Task instructions: Copy out the entries below in full and exactly.

--- START Exercise inputs ---

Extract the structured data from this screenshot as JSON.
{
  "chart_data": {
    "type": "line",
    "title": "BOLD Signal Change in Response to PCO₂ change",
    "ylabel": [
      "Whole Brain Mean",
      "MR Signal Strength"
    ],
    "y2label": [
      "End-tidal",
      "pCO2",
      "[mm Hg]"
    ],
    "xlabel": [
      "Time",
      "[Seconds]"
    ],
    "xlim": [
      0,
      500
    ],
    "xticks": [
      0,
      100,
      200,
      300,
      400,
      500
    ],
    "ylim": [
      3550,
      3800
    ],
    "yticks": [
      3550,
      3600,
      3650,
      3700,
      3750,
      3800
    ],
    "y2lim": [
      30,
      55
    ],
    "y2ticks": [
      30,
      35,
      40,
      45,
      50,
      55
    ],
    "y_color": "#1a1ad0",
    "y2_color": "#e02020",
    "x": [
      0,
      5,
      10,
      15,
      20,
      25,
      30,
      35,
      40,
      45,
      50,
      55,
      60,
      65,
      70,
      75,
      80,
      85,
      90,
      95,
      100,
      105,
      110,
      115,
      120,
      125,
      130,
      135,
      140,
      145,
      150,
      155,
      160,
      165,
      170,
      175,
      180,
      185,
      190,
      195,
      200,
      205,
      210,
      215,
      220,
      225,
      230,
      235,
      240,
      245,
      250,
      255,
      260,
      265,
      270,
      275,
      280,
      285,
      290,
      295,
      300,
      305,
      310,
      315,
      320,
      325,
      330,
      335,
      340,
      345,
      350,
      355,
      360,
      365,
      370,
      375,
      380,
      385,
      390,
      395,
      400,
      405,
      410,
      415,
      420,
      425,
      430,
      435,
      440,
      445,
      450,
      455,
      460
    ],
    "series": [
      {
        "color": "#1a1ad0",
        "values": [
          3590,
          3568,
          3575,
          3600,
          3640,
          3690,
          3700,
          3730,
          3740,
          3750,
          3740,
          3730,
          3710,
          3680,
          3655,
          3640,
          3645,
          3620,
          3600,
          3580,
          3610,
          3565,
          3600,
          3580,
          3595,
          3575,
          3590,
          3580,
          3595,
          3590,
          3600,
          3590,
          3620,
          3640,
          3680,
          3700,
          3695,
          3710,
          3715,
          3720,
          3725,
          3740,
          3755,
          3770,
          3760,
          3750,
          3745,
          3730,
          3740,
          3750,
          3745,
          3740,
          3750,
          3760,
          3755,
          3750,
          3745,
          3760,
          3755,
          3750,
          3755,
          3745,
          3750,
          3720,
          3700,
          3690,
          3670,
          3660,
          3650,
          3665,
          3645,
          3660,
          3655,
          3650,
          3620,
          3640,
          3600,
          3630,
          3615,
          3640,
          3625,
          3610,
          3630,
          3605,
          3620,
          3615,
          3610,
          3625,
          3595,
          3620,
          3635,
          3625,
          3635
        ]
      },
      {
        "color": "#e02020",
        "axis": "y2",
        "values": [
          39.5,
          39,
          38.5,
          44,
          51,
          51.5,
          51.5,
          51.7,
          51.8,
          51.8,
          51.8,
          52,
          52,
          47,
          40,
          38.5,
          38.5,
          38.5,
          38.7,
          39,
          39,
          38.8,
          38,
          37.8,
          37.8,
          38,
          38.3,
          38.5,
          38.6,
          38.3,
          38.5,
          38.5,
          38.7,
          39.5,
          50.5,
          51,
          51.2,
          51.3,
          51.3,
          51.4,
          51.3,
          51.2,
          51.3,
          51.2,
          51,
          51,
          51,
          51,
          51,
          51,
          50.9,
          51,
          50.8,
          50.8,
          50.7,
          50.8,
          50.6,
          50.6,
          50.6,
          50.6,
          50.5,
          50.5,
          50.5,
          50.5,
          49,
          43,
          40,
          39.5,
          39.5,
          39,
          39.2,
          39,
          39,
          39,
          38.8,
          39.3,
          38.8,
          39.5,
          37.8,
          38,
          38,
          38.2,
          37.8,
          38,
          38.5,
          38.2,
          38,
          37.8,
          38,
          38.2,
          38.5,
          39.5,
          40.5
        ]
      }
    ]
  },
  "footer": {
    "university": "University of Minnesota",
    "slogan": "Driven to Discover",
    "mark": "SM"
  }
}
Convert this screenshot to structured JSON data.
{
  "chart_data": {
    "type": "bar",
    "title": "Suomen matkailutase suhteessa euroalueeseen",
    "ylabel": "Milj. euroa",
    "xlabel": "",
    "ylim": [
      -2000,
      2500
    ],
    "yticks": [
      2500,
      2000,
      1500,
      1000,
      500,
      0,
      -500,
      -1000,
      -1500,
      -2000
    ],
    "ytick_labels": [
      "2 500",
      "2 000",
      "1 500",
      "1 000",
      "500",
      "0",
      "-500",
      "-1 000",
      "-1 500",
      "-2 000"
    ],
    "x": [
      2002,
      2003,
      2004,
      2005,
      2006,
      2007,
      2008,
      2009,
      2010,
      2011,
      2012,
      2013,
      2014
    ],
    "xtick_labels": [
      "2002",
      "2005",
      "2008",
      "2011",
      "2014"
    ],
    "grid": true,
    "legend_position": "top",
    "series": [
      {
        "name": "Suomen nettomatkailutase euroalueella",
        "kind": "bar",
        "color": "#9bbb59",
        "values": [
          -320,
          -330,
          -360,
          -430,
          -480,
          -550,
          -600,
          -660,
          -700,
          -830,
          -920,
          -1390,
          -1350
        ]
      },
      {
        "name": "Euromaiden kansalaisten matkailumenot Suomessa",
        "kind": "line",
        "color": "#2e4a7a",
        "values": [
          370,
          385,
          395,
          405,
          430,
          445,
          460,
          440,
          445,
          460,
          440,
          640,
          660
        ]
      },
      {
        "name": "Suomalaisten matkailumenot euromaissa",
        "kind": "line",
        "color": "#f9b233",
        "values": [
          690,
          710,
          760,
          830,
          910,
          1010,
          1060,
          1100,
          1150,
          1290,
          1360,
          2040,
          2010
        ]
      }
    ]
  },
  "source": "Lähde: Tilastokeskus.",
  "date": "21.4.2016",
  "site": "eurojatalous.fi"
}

--- END Exercise inputs ---

Solved problem:
Extract the structured data from this screenshot as JSON.
{
  "chart_data": {
    "type": "line",
    "title": "BOLD Signal Change in Response to PCO₂ change",
    "ylabel": [
      "Whole Brain Mean",
      "MR Signal Strength"
    ],
    "y2label": [
      "End-tidal",
      "pCO2",
      "[mm Hg]"
    ],
    "xlabel": [
      "Time",
      "[Seconds]"
    ],
    "xlim": [
      0,
      500
    ],
    "xticks": [
      0,
      100,
      200,
      300,
      400,
      500
    ],
    "ylim": [
      3550,
      3800
    ],
    "yticks": [
      3550,
      3600,
      3650,
      3700,
      3750,
      3800
    ],
    "y2lim": [
      30,
      55
    ],
    "y2ticks": [
      30,
      35,
      40,
      45,
      50,
      55
    ],
    "y_color": "#1a1ad0",
    "y2_color": "#e02020",
    "x": [
      0,
      5,
      10,
      15,
      20,
      25,
      30,
      35,
      40,
      45,
      50,
      55,
      60,
      65,
      70,
      75,
      80,
      85,
      90,
      95,
      100,
      105,
      110,
      115,
      120,
      125,
      130,
      135,
      140,
      145,
      150,
      155,
      160,
      165,
      170,
      175,
      180,
      185,
      190,
      195,
      200,
      205,
      210,
      215,
      220,
      225,
      230,
      235,
      240,
      245,
      250,
      255,
      260,
      265,
      270,
      275,
      280,
      285,
      290,
      295,
      300,
      305,
      310,
      315,
      320,
      325,
      330,
      335,
      340,
      345,
      350,
      355,
      360,
      365,
      370,
      375,
      380,
      385,
      390,
      395,
      400,
      405,
      410,
      415,
      420,
      425,
      430,
      435,
      440,
      445,
      450,
      455,
      460
    ],
    "series": [
      {
        "color": "#1a1ad0",
        "values": [
          3590,
          3568,
          3575,
          3600,
          3640,
          3690,
          3700,
          3730,
          3740,
          3750,
          3740,
          3730,
          3710,
          3680,
          3655,
          3640,
          3645,
          3620,
          3600,
          3580,
          3610,
          3565,
          3600,
          3580,
          3595,
          3575,
          3590,
          3580,
          3595,
          3590,
          3600,
          3590,
          3620,
          3640,
          3680,
          3700,
          3695,
          3710,
          3715,
          3720,
          3725,
          3740,
          3755,
          3770,
          3760,
          3750,
          3745,
          3730,
          3740,
          3750,
          3745,
          3740,
          3750,
          3760,
          3755,
          3750,
          3745,
          3760,
          3755,
          3750,
          3755,
          3745,
          3750,
          3720,
          3700,
          3690,
          3670,
          3660,
          3650,
          3665,
          3645,
          3660,
          3655,
          3650,
          3620,
          3640,
          3600,
          3630,
          3615,
          3640,
          3625,
          3610,
          3630,
          3605,
          3620,
          3615,
          3610,
          3625,
          3595,
          3620,
          3635,
          3625,
          3635
        ]
      },
      {
        "color": "#e02020",
        "axis": "y2",
        "values": [
          39.5,
          39,
          38.5,
          44,
          51,
          51.5,
          51.5,
          51.7,
          51.8,
          51.8,
          51.8,
          52,
          52,
          47,
          40,
          38.5,
          38.5,
          38.5,
          38.7,
          39,
          39,
          38.8,
          38,
          37.8,
          37.8,
          38,
          38.3,
          38.5,
          38.6,
          38.3,
          38.5,
          38.5,
          38.7,
          39.5,
          50.5,
          51,
          51.2,
          51.3,
          51.3,
          51.4,
          51.3,
          51.2,
          51.3,
          51.2,
          51,
          51,
          51,
          51,
          51,
          51,
          50.9,
          51,
          50.8,
          50.8,
          50.7,
          50.8,
          50.6,
          50.6,
          50.6,
          50.6,
          50.5,
          50.5,
          50.5,
          50.5,
          49,
          43,
          40,
          39.5,
          39.5,
          39,
          39.2,
          39,
          39,
          39,
          38.8,
          39.3,
          38.8,
          39.5,
          37.8,
          38,
          38,
          38.2,
          37.8,
          38,
          38.5,
          38.2,
          38,
          37.8,
          38,
          38.2,
          38.5,
          39.5,
          40.5
        ]
      }
    ]
  },
  "footer": {
    "university": "University of Minnesota",
    "slogan": "Driven to Discover",
    "mark": "SM"
  }
}
Convert this screenshot to structured JSON data.
{
  "chart_data": {
    "type": "bar",
    "title": "Suomen matkailutase suhteessa euroalueeseen",
    "ylabel": "Milj. euroa",
    "xlabel": "",
    "ylim": [
      -2000,
      2500
    ],
    "yticks": [
      2500,
      2000,
      1500,
      1000,
      500,
      0,
      -500,
      -1000,
      -1500,
      -2000
    ],
    "ytick_labels": [
      "2 500",
      "2 000",
      "1 500",
      "1 000",
      "500",
      "0",
      "-500",
      "-1 000",
      "-1 500",
      "-2 000"
    ],
    "x": [
      2002,
      2003,
      2004,
      2005,
      2006,
      2007,
      2008,
      2009,
      2010,
      2011,
      2012,
      2013,
      2014
    ],
    "xtick_labels": [
      "2002",
      "2005",
      "2008",
      "2011",
      "2014"
    ],
    "grid": true,
    "legend_position": "top",
    "series": [
      {
        "name": "Suomen nettomatkailutase euroalueella",
        "kind": "bar",
        "color": "#9bbb59",
        "values": [
          -320,
          -330,
          -360,
          -430,
          -480,
          -550,
          -600,
          -660,
          -700,
          -830,
          -920,
          -1390,
          -1350
        ]
      },
      {
        "name": "Euromaiden kansalaisten matkailumenot Suomessa",
        "kind": "line",
        "color": "#2e4a7a",
        "values": [
          370,
          385,
          395,
          405,
          430,
          445,
          460,
          440,
          445,
          460,
          440,
          640,
          660
        ]
      },
      {
        "name": "Suomalaisten matkailumenot euromaissa",
        "kind": "line",
        "color": "#f9b233",
        "values": [
          690,
          710,
          760,
          830,
          910,
          1010,
          1060,
          1100,
          1150,
          1290,
          1360,
          2040,
          2010
        ]
      }
    ]
  },
  "source": "Lähde: Tilastokeskus.",
  "date": "21.4.2016",
  "site": "eurojatalous.fi"
}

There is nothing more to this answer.